* _Source text_:

※

Data were analyzed by SPSS v. 16.0 (IBM Inc., Chicago, IL, USA). Qualitative data were described and presented as frequencies and percentages, and quantitative data were analyzed and their central tendency/dispersion was reported. Significance level was considered at P < 0.05. Chi-square (or Fisher's exact) test was implemented for analyzing categorical variables, while t-test (or MannWhitney U-test for not normally distributed variables) was used to analyze continuous variables. To evaluate the impact of TXA on the ICH volume and mass effect, GCS before and 24/72 h after intervention, as well as 3-month GOS, and considering other factors such as age, gender, head injury mechanism, and the presence of skull fracture in admission brain CT scan, linear and ordinal logistic regression models exploiting generalized estimating equations (GEEs) were designed and attested.
| Results|| |
Ninety-seven patients were enrolled for this investigation. After excluding 9 patients from the intervention group, and 8 patients from the control group, 40 patients in either group remained eligible to undergo investigation [Figure 1].

※

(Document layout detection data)
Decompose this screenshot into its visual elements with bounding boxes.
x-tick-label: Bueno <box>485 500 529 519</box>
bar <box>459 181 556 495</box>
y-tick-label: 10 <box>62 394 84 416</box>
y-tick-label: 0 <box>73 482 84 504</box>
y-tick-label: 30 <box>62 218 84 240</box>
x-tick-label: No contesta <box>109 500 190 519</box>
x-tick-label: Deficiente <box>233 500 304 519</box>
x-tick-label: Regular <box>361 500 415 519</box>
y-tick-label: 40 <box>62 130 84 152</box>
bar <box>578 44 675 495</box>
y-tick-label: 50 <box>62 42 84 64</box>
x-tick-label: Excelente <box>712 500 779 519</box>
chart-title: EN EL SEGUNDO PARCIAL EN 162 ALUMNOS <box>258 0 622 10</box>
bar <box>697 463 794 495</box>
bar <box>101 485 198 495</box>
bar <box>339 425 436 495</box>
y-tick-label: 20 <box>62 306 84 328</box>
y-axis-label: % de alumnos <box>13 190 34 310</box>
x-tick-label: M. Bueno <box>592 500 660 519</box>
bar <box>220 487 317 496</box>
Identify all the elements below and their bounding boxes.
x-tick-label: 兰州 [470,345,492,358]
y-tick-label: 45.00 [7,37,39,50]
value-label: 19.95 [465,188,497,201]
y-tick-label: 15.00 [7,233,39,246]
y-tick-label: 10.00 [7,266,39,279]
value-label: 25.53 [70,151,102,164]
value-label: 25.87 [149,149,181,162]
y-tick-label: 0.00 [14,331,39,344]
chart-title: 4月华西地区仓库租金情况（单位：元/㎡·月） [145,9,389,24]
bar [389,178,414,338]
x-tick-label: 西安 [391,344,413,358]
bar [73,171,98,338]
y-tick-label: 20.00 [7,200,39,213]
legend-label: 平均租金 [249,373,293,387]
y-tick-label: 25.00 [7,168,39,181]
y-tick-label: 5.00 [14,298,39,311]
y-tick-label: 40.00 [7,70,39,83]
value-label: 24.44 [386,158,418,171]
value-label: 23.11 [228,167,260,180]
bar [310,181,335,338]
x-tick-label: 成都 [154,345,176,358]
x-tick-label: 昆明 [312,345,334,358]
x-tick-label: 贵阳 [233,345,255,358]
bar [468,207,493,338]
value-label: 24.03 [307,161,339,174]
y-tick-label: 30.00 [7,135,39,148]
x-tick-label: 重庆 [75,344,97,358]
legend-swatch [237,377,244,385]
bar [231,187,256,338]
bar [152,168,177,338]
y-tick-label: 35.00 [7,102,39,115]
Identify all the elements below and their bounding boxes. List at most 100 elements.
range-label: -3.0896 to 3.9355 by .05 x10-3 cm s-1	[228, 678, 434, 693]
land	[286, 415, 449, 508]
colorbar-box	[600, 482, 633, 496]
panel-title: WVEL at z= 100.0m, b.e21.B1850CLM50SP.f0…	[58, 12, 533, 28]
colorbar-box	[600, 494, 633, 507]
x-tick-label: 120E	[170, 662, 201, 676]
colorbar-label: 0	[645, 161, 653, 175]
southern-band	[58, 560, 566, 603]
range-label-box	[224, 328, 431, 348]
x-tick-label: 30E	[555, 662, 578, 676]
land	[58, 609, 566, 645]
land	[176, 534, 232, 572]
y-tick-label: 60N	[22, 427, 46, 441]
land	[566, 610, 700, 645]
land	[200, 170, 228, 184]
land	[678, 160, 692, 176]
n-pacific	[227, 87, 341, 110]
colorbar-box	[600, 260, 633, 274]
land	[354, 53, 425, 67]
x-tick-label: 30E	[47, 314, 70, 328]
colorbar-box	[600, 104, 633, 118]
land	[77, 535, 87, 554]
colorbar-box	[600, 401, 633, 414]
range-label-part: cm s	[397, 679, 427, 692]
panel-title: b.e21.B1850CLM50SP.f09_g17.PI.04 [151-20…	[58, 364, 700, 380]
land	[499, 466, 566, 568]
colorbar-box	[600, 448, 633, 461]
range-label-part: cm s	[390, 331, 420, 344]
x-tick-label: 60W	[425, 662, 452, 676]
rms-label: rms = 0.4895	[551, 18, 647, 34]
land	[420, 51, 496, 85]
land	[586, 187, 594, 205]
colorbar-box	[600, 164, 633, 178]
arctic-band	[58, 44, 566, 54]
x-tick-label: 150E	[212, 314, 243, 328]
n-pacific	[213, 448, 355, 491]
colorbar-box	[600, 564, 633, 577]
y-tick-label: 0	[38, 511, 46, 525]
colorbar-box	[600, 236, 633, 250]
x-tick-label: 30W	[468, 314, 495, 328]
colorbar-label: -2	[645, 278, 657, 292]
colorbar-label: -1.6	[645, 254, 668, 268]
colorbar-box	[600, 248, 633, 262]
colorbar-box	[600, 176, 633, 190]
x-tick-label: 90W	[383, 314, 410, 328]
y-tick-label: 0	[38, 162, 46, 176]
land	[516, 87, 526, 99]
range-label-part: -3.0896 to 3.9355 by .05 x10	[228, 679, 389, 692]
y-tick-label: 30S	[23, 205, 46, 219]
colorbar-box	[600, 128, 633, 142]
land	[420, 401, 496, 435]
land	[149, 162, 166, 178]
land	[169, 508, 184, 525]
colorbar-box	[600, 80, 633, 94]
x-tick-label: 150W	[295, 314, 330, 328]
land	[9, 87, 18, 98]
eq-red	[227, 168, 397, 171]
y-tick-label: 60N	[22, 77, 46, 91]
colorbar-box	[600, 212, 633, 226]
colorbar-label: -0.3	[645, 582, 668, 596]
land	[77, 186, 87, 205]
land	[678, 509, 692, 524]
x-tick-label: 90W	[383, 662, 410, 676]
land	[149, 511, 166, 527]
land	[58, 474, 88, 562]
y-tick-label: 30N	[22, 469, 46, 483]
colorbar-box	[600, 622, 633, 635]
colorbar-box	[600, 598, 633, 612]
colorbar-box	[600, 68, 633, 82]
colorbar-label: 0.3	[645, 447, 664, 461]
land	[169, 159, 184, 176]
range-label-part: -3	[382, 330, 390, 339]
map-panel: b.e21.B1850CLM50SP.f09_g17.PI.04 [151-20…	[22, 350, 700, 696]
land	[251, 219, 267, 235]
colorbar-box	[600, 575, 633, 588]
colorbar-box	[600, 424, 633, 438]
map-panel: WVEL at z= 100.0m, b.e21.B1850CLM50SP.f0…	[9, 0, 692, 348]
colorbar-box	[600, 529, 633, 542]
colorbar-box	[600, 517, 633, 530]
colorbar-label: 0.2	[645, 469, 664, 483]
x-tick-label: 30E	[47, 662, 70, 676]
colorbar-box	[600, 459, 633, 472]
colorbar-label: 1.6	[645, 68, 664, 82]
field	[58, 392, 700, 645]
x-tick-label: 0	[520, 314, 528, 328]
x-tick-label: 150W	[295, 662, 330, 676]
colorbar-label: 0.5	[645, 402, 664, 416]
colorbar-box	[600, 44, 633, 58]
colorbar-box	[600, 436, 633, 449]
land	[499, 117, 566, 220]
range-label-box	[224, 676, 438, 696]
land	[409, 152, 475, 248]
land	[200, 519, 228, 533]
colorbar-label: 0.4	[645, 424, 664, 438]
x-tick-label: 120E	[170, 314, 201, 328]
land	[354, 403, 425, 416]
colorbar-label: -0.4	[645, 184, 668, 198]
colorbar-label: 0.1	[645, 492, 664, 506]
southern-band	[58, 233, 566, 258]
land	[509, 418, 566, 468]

※

* _The problem_: Write out the portion of the statistical analysis text that starts with "Data were analyzed by" and goes on through "designed and attested.", copying every word without change.

* _Solution to the exercise_:
Data were analyzed by SPSS v. 16.0 (IBM Inc., Chicago, IL, USA). Qualitative data were described and presented as frequencies and percentages, and quantitative data were analyzed and their central tendency/dispersion was reported. Significance level was considered at P < 0.05. Chi-square (or Fisher's exact) test was implemented for analyzing categorical variables, while t-test (or MannWhitney U-test for not normally distributed variables) was used to analyze continuous variables. To evaluate the impact of TXA on the ICH volume and mass effect, GCS before and 24/72 h after intervention, as well as 3-month GOS, and considering other factors such as age, gender, head injury mechanism, and the presence of skull fracture in admission brain CT scan, linear and ordinal logistic regression models exploiting generalized estimating equations (GEEs) were designed and attested.